Extract the part of the winter frittata recipe running from "6 large eggs" down to "are evenly distributed.", copying it word for word.

§ **EXERCISE TEXT**
Start of Block
This Winter Frittata is filled with the earthy goodness of late-season vegetables, and is an easy option for breakfast (can also make a good lunch or dinner!). Packed full of veggies and protein this will keep you feeling full and will also ensure that you’re well on your way to your five a day even before the day gets rolling.
6 large eggs
2 tbsp milk
salt & freshly ground pepper
pinch of nutmeg
5 slices of bacon
6 small mushrooms, thinly sliced
1 small red onion, thinly sliced
2 handfuls of fresh spinach
4 florets of broccoli, cooked and chopped
1 clove of crushed garlic
1/2 cup crumbled feta cheese
In bowl, whisk together eggs, milk, salt and pepper, and nutmeg.
In an oven-proof, deep pan cook the bacon. Transfer to a paper towel to drain. Do not drain bacon fat from pan. When bacon is cooled, slice into small strips.
Add the red onion, garlic and mushrooms to the hot bacon fat and cook in the pan until tender (about 5 minutes). Add the spinach and cook until wilted. Add the broccoli florets to the pan and mix in with the other ingredients, so ingredients are evenly distributed.
Pour in the eggs to the pan to cover the mixture and sprinkle the bacon and feta cheese on top. Reduce the heat to low, and cook until just set. You can cover the pan with a lid or run it briefly under the broiler if the top remains stubbornly runny. Cook until the egg mixture is golden brown and firm. Once removed from the heat, let it set for at least 3 minutes. Cut into wedges and serve.
End of Block
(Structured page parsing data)
Start of Block
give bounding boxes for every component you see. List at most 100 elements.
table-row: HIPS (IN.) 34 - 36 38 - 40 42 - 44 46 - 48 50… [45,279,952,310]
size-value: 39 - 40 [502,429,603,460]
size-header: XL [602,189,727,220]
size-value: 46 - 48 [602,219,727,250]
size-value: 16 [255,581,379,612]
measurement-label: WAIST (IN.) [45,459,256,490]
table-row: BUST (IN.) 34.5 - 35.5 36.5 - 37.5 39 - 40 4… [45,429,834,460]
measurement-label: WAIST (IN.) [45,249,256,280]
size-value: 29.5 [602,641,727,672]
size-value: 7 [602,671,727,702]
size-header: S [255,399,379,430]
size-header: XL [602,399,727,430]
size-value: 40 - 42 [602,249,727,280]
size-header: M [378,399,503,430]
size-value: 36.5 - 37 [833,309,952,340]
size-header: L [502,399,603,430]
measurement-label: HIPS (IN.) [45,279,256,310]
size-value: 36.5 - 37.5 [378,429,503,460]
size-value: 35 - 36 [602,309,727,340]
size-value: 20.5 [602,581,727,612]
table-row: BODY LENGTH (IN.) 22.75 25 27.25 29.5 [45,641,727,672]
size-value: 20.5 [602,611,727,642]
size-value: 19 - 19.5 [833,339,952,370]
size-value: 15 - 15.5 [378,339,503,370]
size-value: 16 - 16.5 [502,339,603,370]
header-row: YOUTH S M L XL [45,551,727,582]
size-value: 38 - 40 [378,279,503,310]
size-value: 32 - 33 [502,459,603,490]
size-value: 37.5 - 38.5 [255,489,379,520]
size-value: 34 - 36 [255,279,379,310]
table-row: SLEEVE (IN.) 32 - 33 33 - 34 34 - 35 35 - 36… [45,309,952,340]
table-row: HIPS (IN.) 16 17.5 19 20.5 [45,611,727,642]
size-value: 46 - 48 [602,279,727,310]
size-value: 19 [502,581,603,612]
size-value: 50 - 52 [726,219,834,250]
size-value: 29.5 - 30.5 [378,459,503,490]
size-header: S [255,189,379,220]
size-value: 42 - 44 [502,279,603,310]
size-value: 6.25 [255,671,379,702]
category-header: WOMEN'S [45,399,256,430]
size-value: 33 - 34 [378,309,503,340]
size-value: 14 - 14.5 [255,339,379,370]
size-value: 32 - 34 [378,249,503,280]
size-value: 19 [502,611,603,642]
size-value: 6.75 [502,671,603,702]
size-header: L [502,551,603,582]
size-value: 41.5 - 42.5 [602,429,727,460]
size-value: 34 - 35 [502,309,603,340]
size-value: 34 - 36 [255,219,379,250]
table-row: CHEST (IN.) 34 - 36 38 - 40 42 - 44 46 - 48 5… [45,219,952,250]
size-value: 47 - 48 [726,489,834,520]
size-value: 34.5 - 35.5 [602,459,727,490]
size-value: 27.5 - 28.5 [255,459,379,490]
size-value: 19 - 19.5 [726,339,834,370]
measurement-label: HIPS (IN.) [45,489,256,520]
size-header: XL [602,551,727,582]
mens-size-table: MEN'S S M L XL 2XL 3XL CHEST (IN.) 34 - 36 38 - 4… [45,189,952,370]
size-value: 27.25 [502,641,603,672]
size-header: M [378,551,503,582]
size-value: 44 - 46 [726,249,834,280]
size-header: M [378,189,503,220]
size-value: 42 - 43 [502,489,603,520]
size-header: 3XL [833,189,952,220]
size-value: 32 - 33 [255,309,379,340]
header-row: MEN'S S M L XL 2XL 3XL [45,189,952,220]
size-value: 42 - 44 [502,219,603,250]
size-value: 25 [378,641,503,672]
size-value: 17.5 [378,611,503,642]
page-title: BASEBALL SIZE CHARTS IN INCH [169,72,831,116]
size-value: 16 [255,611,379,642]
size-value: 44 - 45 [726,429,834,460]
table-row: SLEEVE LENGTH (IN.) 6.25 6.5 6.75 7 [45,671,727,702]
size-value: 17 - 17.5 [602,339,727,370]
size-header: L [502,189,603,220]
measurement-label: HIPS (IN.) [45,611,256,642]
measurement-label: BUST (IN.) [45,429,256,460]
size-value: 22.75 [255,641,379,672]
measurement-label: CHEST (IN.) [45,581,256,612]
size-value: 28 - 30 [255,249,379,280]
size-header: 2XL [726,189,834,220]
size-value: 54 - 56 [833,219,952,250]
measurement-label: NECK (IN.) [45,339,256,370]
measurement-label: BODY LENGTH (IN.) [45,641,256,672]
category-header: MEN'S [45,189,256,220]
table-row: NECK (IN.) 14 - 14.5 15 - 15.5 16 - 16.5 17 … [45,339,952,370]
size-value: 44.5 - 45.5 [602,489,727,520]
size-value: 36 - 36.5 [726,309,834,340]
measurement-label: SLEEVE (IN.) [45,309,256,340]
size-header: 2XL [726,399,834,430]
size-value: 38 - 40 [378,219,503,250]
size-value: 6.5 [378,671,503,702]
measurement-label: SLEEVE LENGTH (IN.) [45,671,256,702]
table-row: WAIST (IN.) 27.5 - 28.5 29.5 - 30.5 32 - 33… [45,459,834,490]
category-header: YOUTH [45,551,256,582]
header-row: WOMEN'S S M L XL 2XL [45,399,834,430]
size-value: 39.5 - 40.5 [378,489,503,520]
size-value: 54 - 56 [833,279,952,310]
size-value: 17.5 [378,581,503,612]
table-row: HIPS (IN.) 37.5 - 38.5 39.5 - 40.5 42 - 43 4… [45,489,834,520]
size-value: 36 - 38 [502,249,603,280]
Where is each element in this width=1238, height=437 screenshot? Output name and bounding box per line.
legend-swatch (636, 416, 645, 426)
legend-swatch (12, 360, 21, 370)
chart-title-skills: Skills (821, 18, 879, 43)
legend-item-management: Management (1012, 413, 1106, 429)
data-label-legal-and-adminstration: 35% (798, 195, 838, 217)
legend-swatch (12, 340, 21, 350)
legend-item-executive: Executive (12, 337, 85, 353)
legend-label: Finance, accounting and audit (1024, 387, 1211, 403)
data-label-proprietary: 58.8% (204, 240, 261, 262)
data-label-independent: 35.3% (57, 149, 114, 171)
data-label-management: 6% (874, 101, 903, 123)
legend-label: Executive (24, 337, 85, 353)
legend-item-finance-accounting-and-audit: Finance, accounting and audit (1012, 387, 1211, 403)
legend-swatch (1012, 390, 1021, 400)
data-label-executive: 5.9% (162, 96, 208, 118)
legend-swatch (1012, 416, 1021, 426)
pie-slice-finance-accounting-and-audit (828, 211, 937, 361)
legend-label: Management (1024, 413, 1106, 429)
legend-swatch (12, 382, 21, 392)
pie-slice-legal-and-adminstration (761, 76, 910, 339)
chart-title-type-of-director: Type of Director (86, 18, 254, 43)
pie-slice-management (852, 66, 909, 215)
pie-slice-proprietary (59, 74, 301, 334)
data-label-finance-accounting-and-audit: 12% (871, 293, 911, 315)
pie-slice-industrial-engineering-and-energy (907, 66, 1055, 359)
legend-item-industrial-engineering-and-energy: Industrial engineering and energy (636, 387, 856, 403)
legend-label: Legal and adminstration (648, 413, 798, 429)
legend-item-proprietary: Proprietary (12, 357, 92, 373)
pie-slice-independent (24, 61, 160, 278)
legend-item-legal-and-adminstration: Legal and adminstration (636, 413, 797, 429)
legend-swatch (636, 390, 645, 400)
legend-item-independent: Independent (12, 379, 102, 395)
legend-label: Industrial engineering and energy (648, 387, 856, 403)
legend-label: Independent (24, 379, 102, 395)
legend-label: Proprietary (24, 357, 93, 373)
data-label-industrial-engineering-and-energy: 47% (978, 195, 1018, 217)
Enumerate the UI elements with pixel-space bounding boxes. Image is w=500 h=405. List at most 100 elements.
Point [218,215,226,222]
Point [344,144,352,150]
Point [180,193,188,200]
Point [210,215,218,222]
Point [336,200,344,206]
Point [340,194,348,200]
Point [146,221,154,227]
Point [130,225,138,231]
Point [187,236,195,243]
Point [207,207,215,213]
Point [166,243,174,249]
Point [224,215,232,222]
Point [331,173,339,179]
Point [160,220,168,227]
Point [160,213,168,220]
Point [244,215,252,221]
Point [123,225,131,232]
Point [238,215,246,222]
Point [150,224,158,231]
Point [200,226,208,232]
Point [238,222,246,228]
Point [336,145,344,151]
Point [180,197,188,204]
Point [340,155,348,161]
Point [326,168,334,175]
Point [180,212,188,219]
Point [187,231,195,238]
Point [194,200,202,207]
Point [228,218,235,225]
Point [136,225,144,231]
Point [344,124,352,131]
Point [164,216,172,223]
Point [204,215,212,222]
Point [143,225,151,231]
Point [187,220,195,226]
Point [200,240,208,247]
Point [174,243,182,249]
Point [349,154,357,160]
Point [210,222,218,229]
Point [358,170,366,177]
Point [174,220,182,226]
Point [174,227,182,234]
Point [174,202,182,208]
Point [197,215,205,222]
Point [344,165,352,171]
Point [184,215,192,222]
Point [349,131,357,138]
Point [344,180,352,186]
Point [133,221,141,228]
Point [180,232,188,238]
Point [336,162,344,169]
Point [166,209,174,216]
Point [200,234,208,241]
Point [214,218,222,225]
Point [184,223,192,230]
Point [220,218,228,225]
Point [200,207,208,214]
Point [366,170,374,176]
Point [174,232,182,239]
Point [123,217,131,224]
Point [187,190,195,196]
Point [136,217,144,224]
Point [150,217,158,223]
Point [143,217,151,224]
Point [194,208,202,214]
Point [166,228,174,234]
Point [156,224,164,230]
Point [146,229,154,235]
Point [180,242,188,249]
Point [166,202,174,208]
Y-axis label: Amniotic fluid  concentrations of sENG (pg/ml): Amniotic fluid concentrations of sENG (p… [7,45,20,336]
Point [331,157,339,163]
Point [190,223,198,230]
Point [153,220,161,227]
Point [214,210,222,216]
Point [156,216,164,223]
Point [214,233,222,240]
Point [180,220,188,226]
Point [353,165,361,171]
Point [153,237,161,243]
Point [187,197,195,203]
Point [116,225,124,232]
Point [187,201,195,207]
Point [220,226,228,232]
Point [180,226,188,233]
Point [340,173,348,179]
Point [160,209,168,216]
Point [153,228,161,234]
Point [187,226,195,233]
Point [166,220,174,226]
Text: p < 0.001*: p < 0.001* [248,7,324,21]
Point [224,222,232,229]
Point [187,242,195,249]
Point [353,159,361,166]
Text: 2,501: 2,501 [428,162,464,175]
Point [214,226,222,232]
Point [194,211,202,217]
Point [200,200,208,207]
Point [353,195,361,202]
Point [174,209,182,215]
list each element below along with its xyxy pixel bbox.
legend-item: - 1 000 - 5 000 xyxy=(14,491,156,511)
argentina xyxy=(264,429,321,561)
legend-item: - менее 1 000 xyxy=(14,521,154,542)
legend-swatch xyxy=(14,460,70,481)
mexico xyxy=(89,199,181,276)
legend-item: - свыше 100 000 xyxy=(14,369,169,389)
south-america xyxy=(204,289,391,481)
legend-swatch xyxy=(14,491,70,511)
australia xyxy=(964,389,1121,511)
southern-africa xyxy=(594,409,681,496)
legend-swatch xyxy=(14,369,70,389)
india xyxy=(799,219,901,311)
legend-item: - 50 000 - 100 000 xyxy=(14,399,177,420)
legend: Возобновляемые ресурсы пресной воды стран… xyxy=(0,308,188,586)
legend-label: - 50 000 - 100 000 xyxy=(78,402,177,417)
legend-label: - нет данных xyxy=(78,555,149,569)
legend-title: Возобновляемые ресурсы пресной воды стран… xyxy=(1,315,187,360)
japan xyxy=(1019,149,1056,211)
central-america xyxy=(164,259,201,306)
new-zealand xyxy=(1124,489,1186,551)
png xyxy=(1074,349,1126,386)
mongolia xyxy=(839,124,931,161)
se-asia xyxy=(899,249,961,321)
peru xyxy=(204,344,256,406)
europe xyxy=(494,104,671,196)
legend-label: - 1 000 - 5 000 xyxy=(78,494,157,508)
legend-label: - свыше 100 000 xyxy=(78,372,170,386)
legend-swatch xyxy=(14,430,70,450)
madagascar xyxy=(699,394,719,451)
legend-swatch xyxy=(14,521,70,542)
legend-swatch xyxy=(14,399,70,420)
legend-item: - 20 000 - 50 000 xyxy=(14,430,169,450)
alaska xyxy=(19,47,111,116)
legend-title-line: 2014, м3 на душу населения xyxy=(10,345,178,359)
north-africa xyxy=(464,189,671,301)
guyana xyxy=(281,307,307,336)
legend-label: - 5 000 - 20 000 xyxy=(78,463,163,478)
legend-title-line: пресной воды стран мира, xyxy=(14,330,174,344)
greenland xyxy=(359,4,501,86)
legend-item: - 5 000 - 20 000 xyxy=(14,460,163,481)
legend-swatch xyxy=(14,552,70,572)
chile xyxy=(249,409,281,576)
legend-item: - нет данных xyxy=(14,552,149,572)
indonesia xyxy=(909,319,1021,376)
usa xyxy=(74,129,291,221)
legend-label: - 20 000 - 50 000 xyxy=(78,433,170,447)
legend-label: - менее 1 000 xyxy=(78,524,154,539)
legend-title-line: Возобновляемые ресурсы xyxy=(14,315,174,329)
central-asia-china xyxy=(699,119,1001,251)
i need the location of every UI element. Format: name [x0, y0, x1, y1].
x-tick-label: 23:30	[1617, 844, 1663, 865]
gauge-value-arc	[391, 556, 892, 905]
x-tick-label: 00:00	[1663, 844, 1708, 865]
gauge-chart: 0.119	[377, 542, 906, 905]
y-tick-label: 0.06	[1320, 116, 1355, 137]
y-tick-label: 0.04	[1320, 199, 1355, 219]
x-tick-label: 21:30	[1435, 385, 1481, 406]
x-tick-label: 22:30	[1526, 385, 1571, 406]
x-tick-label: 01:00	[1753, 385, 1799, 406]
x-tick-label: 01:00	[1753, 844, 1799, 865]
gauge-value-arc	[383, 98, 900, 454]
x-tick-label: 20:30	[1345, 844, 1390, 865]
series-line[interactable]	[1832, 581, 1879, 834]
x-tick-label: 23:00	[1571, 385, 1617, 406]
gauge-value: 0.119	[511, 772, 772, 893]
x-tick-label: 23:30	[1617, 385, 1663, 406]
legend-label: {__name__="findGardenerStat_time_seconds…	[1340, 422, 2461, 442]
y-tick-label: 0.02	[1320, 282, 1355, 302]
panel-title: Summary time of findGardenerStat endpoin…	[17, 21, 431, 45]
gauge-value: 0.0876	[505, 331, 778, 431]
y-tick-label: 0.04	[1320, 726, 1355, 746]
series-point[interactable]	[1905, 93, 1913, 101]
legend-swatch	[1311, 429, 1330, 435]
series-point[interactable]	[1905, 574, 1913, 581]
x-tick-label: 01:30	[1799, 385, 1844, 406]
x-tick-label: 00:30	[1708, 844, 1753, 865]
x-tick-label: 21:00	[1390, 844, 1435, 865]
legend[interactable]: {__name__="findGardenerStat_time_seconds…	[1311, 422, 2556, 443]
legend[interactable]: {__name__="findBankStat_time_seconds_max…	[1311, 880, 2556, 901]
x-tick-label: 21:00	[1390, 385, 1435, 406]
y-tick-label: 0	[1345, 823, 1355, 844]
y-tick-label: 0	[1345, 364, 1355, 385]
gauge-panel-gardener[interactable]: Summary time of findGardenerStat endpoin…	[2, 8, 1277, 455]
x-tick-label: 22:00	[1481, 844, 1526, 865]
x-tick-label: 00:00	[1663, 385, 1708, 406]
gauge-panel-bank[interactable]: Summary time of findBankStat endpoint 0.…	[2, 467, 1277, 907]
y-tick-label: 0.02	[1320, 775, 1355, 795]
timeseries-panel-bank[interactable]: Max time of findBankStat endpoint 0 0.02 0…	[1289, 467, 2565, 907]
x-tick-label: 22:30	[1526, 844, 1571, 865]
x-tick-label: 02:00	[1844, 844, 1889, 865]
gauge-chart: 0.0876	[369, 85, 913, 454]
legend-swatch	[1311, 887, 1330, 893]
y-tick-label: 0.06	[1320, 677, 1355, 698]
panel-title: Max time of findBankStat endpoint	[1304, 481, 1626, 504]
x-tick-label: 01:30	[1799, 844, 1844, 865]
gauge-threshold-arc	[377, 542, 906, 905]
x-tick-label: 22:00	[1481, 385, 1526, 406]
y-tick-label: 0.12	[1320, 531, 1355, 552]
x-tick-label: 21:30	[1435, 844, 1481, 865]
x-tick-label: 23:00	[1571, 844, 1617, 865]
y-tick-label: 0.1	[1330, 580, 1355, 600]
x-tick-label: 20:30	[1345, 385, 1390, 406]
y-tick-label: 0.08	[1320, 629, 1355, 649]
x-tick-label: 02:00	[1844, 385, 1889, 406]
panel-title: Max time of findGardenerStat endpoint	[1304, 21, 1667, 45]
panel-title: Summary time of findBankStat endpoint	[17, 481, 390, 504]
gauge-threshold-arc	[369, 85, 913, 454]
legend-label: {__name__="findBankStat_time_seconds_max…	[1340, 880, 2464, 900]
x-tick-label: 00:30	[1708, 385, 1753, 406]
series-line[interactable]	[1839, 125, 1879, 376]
End of Block
§ **COMPLETED EXERCISE**
6 large eggs
2 tbsp milk
salt & freshly ground pepper
pinch of nutmeg
5 slices of bacon
6 small mushrooms, thinly sliced
1 small red onion, thinly sliced
2 handfuls of fresh spinach
4 florets of broccoli, cooked and chopped
1 clove of crushed garlic
1/2 cup crumbled feta cheese
In bowl, whisk together eggs, milk, salt and pepper, and nutmeg.
In an oven-proof, deep pan cook the bacon. Transfer to a paper towel to drain. Do not drain bacon fat from pan. When bacon is cooled, slice into small strips.
Add the red onion, garlic and mushrooms to the hot bacon fat and cook in the pan until tender (about 5 minutes). Add the spinach and cook until wilted. Add the broccoli florets to the pan and mix in with the other ingredients, so ingredients are evenly distributed.